[Source data]
================================

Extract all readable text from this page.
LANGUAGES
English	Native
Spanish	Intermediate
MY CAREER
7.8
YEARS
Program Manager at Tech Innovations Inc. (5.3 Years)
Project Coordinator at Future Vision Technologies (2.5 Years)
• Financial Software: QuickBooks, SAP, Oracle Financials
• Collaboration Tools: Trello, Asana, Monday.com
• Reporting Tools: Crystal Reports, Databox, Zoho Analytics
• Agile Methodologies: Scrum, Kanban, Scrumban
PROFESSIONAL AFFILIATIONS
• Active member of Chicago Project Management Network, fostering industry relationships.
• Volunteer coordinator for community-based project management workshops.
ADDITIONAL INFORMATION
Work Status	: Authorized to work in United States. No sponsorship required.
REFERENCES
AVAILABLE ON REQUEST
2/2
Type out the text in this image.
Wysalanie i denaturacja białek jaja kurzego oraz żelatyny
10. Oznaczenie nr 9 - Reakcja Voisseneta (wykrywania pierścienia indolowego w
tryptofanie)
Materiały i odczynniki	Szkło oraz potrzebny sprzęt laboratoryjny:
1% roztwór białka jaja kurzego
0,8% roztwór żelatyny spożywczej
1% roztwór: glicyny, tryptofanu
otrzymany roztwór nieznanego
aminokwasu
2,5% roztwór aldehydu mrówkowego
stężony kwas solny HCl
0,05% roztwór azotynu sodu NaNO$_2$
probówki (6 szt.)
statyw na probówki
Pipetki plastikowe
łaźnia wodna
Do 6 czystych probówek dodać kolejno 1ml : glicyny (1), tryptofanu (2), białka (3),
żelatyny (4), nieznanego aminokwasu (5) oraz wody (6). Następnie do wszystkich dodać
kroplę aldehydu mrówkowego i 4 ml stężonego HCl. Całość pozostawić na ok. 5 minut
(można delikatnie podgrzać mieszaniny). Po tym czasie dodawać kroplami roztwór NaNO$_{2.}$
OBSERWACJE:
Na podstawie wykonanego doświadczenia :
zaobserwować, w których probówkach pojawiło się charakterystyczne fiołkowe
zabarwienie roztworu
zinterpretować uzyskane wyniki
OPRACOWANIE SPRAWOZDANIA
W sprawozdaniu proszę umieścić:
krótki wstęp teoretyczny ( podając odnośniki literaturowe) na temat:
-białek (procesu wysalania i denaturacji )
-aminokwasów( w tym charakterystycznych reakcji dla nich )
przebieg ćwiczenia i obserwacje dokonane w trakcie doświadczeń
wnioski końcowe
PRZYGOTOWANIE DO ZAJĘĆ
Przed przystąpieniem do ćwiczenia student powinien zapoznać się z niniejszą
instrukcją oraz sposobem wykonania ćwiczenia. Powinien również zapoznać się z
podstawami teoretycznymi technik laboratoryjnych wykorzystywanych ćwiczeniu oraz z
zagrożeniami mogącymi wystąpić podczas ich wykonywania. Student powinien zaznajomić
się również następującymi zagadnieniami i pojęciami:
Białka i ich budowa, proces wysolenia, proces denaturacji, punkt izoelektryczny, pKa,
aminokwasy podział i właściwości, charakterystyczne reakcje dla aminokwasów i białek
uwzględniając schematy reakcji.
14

================================

▶ **What you need to do**
From the material above, copy each line that includes the word "denaturacji".

▶ **Response for this exercise**
-białek (procesu wysalania i denaturacji )
Białka i ich budowa, proces wysolenia, proces denaturacji, punkt izoelektryczny, pKa,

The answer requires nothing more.